## PROMPT
Find each line with the string "title" and report it.

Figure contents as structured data
************
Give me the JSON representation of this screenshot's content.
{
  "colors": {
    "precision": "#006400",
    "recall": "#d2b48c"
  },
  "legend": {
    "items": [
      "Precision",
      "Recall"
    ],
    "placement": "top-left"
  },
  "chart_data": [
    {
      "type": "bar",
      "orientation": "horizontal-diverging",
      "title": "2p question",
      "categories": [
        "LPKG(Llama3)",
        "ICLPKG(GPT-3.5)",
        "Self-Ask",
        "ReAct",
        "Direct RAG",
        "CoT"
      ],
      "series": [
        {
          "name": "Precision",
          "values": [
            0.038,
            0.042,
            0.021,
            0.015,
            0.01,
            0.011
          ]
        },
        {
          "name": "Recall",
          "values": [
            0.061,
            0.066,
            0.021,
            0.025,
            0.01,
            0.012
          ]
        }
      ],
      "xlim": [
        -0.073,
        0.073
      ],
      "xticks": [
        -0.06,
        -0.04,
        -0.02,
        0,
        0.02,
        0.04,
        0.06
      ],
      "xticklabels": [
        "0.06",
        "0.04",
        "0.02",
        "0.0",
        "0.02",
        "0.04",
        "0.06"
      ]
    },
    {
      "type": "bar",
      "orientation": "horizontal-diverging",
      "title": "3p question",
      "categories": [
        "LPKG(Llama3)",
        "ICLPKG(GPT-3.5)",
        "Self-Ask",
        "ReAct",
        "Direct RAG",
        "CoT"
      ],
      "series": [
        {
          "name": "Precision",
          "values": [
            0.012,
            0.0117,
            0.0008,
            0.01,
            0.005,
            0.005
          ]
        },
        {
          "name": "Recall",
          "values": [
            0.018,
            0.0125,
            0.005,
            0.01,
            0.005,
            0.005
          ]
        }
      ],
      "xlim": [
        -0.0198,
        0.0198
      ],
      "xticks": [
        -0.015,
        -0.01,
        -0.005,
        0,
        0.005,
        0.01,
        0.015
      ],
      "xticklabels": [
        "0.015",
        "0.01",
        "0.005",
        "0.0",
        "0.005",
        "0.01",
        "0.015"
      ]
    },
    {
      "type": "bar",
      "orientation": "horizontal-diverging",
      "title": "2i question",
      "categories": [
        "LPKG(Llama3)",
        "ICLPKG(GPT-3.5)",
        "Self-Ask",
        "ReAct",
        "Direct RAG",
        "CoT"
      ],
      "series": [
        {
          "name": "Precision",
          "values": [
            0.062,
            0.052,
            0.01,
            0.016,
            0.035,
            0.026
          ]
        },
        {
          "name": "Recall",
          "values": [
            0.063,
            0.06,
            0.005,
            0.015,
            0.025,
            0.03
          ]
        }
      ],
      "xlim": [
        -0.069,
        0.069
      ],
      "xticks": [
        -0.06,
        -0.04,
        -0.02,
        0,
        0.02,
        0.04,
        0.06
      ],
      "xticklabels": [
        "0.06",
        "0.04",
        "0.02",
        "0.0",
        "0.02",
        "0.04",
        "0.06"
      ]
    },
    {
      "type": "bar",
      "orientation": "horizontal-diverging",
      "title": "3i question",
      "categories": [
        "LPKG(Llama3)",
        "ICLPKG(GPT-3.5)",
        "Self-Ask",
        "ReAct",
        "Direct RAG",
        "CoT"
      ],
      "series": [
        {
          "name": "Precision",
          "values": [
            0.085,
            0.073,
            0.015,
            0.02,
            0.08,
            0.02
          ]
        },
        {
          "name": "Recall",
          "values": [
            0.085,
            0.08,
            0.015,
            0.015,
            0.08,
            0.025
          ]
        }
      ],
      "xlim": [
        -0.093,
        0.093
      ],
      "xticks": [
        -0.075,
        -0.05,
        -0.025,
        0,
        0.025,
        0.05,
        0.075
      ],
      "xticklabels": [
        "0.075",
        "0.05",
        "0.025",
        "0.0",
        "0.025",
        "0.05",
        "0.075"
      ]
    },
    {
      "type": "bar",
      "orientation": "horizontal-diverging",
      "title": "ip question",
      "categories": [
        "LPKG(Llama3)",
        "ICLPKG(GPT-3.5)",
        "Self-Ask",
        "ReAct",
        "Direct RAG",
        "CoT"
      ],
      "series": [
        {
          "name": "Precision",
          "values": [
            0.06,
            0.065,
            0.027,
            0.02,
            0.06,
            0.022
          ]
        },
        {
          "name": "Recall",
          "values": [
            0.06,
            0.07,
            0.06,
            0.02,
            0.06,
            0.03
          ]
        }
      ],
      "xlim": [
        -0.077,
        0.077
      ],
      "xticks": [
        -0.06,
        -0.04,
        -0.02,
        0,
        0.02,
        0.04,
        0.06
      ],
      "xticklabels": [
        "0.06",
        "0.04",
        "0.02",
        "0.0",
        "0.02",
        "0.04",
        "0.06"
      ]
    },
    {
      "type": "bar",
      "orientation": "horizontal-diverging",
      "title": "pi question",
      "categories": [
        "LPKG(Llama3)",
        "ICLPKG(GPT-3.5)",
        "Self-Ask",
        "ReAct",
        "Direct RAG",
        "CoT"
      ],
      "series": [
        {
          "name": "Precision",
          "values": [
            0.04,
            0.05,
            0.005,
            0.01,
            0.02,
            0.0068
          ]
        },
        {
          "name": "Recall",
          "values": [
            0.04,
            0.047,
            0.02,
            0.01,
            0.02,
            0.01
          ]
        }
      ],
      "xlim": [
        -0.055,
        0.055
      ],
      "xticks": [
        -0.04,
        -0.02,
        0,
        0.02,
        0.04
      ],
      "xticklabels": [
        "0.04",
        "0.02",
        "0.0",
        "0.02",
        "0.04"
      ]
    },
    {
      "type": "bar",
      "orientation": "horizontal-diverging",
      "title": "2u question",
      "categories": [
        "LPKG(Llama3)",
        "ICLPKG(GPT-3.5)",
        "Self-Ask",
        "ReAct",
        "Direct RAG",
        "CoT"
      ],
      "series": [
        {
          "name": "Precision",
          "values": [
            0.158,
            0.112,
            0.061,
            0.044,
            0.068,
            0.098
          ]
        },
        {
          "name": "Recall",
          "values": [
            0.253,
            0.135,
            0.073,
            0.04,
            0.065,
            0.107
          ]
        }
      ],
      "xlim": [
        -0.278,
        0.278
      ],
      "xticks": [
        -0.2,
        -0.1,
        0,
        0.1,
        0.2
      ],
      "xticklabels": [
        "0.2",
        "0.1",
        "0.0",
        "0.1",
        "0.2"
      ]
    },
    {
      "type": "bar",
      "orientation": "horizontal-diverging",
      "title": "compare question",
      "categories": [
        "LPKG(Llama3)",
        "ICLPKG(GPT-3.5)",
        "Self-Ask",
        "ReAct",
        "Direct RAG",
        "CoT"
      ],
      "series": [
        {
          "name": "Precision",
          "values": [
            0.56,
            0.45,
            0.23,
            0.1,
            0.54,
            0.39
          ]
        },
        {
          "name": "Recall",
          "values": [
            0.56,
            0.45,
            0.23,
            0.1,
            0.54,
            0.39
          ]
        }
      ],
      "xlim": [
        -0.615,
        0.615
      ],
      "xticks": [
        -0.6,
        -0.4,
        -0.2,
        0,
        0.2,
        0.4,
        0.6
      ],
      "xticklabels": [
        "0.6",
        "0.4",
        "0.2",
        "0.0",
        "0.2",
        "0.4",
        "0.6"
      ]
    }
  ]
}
************
## OUTPUT OF THE TASK
      "title": "2p question",
      "title": "3p question",
      "title": "2i question",
      "title": "3i question",
      "title": "ip question",
      "title": "pi question",
      "title": "2u question",
      "title": "compare question",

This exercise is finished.